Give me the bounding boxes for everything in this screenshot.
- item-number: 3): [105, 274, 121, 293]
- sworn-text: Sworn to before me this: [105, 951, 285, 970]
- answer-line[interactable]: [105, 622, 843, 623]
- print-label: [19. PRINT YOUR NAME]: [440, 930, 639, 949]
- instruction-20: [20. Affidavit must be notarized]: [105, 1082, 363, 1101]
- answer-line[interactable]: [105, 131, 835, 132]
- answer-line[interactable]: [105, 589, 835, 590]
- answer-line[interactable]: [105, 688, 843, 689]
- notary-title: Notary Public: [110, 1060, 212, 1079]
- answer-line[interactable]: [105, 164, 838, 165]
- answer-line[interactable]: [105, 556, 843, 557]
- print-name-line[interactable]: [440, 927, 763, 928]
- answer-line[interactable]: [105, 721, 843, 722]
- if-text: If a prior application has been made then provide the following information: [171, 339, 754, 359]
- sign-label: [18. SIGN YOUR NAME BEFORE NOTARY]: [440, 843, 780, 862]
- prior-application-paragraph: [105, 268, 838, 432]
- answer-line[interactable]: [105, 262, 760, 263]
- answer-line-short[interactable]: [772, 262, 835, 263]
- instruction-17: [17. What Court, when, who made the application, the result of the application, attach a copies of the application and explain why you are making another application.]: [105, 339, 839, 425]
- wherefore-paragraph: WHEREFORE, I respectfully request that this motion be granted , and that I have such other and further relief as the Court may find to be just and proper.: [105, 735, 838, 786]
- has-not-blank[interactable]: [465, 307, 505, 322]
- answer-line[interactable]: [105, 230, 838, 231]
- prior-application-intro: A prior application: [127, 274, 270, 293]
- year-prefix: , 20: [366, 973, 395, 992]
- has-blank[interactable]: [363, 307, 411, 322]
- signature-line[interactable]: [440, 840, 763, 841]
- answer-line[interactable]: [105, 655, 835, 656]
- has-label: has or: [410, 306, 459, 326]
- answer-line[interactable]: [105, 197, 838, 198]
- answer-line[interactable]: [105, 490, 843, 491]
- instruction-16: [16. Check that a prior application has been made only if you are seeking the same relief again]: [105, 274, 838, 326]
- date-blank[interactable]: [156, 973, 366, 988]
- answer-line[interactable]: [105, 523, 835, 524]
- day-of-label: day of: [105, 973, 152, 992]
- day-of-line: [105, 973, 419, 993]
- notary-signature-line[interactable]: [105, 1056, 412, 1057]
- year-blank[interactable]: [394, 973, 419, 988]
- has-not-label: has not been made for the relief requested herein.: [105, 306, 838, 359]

··········

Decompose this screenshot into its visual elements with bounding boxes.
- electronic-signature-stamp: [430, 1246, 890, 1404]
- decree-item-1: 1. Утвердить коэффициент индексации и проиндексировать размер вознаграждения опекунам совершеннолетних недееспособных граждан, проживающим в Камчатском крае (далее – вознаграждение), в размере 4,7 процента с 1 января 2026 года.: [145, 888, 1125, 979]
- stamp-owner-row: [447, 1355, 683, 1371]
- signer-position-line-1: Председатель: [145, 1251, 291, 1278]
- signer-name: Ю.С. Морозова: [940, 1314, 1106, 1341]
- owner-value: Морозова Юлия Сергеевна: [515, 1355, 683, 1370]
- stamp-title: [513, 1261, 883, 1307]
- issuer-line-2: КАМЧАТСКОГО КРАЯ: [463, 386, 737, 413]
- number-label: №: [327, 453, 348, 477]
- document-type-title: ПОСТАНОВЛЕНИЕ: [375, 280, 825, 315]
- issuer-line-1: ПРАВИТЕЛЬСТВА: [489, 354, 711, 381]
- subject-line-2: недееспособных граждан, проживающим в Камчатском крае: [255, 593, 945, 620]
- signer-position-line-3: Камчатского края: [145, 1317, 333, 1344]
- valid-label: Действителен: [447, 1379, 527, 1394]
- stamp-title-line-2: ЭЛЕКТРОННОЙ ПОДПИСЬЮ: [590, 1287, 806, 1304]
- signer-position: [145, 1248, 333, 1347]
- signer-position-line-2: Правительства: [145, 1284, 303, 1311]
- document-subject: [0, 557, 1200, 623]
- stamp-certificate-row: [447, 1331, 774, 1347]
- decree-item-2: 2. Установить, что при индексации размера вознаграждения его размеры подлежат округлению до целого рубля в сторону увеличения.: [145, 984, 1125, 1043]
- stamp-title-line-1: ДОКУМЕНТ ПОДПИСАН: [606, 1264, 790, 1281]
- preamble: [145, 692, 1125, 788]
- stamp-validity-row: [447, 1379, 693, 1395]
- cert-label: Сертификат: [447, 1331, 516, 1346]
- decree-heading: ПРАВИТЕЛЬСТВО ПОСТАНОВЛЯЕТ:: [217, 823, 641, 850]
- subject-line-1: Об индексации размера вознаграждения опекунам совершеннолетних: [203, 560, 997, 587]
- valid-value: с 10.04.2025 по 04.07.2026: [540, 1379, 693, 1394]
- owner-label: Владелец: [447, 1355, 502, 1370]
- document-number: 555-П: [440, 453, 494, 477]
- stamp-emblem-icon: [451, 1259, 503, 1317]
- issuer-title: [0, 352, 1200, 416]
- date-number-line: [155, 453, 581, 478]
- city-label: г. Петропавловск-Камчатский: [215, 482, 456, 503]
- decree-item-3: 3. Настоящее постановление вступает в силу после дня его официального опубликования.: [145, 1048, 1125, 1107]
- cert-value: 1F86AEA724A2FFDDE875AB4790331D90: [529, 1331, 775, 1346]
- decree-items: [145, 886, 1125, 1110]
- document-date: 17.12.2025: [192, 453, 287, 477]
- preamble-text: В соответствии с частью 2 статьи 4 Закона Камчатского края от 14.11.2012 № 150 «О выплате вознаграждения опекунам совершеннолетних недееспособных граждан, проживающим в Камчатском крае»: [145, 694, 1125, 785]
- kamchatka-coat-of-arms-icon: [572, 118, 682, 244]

··········

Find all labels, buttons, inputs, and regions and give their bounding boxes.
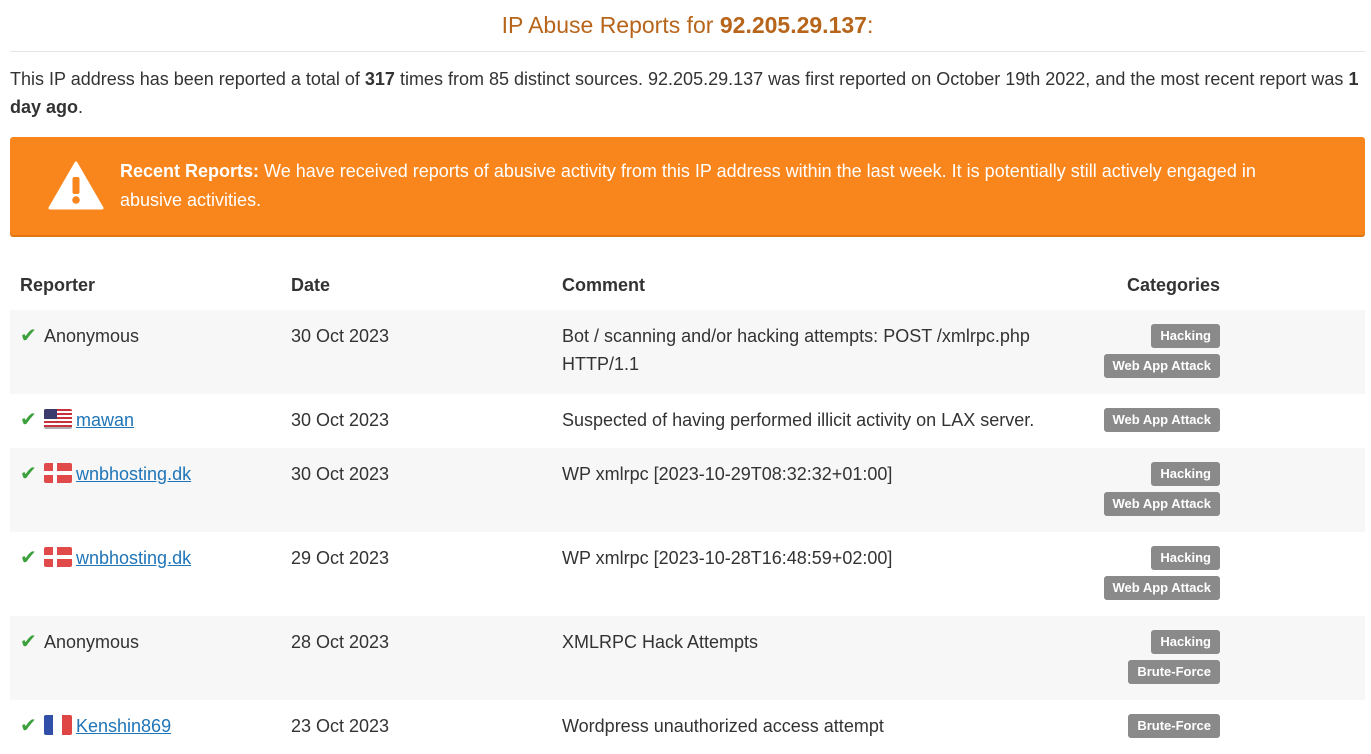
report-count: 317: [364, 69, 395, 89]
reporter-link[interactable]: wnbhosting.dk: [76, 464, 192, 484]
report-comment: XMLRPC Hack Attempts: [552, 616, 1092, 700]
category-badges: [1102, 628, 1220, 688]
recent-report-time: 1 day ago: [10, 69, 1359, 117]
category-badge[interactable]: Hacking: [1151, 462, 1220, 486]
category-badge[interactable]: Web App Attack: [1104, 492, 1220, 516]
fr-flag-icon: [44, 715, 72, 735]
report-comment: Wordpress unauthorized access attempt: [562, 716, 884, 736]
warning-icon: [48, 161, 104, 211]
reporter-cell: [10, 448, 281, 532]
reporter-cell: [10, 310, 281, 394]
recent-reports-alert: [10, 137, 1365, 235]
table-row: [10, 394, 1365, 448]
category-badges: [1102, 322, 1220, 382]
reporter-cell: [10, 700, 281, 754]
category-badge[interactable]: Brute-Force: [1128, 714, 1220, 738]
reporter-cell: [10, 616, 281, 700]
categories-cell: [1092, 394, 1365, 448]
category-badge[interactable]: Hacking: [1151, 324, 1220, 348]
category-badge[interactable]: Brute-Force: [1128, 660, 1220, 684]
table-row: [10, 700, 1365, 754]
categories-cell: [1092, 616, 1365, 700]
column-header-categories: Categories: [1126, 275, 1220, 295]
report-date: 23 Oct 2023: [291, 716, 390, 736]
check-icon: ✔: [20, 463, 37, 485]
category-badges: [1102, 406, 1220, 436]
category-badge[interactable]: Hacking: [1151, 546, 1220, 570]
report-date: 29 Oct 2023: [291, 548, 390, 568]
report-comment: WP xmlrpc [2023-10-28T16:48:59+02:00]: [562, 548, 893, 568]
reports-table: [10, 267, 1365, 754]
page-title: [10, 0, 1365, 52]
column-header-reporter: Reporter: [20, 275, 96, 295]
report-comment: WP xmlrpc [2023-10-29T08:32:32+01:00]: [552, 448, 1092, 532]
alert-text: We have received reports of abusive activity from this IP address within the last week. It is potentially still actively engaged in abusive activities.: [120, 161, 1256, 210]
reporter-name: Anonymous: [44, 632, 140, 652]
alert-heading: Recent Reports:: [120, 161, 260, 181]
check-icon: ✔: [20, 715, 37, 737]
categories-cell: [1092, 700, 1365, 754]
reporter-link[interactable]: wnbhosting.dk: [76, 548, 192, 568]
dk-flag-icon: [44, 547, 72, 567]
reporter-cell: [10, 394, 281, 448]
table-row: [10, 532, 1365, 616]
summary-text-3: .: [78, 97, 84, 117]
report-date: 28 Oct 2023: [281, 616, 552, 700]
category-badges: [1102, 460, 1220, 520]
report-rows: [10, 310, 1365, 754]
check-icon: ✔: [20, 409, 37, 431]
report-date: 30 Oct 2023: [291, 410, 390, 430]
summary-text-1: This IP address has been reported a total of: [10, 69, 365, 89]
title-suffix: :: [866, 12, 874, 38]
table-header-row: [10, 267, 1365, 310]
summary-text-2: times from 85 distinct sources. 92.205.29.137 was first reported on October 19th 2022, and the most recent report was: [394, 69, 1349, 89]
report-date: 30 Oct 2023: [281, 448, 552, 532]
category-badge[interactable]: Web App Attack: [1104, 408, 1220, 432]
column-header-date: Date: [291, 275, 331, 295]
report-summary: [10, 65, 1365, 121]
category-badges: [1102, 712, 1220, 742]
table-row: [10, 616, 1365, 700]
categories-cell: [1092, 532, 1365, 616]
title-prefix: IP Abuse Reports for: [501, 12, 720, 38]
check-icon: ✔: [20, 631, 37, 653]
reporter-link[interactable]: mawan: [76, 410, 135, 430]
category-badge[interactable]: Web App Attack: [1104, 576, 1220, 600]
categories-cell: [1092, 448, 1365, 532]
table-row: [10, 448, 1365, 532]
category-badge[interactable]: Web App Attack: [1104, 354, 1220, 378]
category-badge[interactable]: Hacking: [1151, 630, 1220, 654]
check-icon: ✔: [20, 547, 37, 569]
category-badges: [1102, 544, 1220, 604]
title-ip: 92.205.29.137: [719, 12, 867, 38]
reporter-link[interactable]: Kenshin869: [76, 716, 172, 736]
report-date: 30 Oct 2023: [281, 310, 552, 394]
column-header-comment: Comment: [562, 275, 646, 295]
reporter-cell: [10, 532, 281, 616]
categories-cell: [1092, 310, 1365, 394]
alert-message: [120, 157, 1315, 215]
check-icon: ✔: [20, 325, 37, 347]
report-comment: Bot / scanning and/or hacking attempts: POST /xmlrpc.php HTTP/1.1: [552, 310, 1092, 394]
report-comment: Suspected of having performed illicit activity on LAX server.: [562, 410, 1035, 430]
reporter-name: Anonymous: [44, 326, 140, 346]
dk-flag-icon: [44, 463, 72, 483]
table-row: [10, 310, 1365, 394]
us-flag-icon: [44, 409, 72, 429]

··········

» DIRECTIONS: Convert the lines of the records starting at the line containing "Decompose this screenshot" and ending at the line containing "- issuer-line-2: КАМЧАТСКОГО", both included, into a Markdown table with the columns Row and Entry. Number each row and omit blank lines.

» COMPLETED EXERCISE:
| Row | Entry |
|---|---|
| 1 | Decompose this screenshot into its visual elements with bounding boxes. |
| 2 | - electronic-signature-stamp: [430, 1246, 890, 1404] |
| 3 | - decree-item-1: 1. Утвердить коэффициент индексации и проиндексировать размер вознаграждения опекунам совершеннолетних недееспособных граждан, проживающим в Камчатском крае (далее – вознаграждение), в размере 4,7 процента с 1 января 2026 года.: [145, 888, 1125, 979] |
| 4 | - stamp-owner-row: [447, 1355, 683, 1371] |
| 5 | - signer-position-line-1: Председатель: [145, 1251, 291, 1278] |
| 6 | - signer-name: Ю.С. Морозова: [940, 1314, 1106, 1341] |
| 7 | - owner-value: Морозова Юлия Сергеевна: [515, 1355, 683, 1370] |
| 8 | - stamp-title: [513, 1261, 883, 1307] |
| 9 | - issuer-line-2: КАМЧАТСКОГО КРАЯ: [463, 386, 737, 413] |